◆ What is asked: Write out each line of the listing as it stands, without the images.
===
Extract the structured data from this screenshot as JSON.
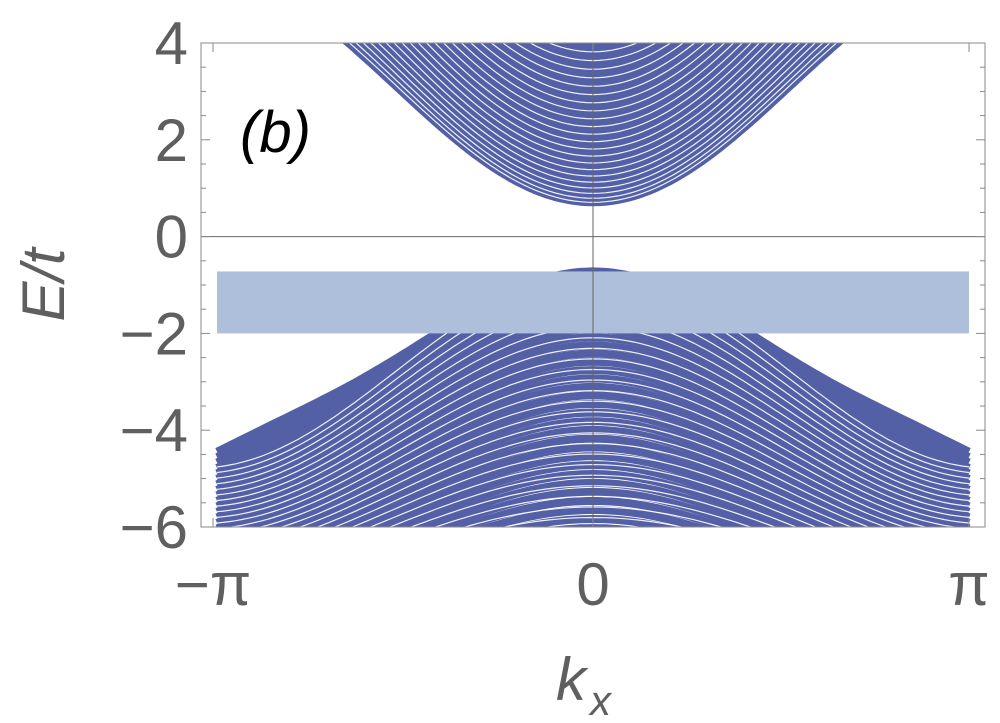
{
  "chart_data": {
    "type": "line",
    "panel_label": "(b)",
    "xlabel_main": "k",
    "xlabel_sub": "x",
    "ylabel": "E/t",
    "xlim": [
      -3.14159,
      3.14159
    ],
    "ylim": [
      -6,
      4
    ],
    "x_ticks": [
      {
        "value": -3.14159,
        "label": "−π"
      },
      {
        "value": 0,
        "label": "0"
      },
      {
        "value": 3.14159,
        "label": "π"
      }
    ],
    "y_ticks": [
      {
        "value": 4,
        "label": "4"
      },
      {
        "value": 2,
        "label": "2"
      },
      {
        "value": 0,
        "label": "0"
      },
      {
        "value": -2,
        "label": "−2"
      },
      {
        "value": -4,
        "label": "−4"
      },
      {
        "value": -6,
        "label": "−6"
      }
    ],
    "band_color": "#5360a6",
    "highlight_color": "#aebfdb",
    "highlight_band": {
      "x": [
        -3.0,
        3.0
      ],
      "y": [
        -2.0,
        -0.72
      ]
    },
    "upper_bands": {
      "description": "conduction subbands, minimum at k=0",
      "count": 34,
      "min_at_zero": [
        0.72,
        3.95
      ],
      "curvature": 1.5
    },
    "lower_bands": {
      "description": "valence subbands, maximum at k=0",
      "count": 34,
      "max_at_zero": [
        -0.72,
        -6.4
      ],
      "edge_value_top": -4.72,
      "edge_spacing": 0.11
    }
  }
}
===
◆ The completed task:
Extract the structured data from this screenshot as JSON.
{
  "chart_data": {
    "type": "line",
    "panel_label": "(b)",
    "xlabel_main": "k",
    "xlabel_sub": "x",
    "ylabel": "E/t",
    "xlim": [
      -3.14159,
      3.14159
    ],
    "ylim": [
      -6,
      4
    ],
    "x_ticks": [
      {
        "value": -3.14159,
        "label": "−π"
      },
      {
        "value": 0,
        "label": "0"
      },
      {
        "value": 3.14159,
        "label": "π"
      }
    ],
    "y_ticks": [
      {
        "value": 4,
        "label": "4"
      },
      {
        "value": 2,
        "label": "2"
      },
      {
        "value": 0,
        "label": "0"
      },
      {
        "value": -2,
        "label": "−2"
      },
      {
        "value": -4,
        "label": "−4"
      },
      {
        "value": -6,
        "label": "−6"
      }
    ],
    "band_color": "#5360a6",
    "highlight_color": "#aebfdb",
    "highlight_band": {
      "x": [
        -3.0,
        3.0
      ],
      "y": [
        -2.0,
        -0.72
      ]
    },
    "upper_bands": {
      "description": "conduction subbands, minimum at k=0",
      "count": 34,
      "min_at_zero": [
        0.72,
        3.95
      ],
      "curvature": 1.5
    },
    "lower_bands": {
      "description": "valence subbands, maximum at k=0",
      "count": 34,
      "max_at_zero": [
        -0.72,
        -6.4
      ],
      "edge_value_top": -4.72,
      "edge_spacing": 0.11
    }
  }
}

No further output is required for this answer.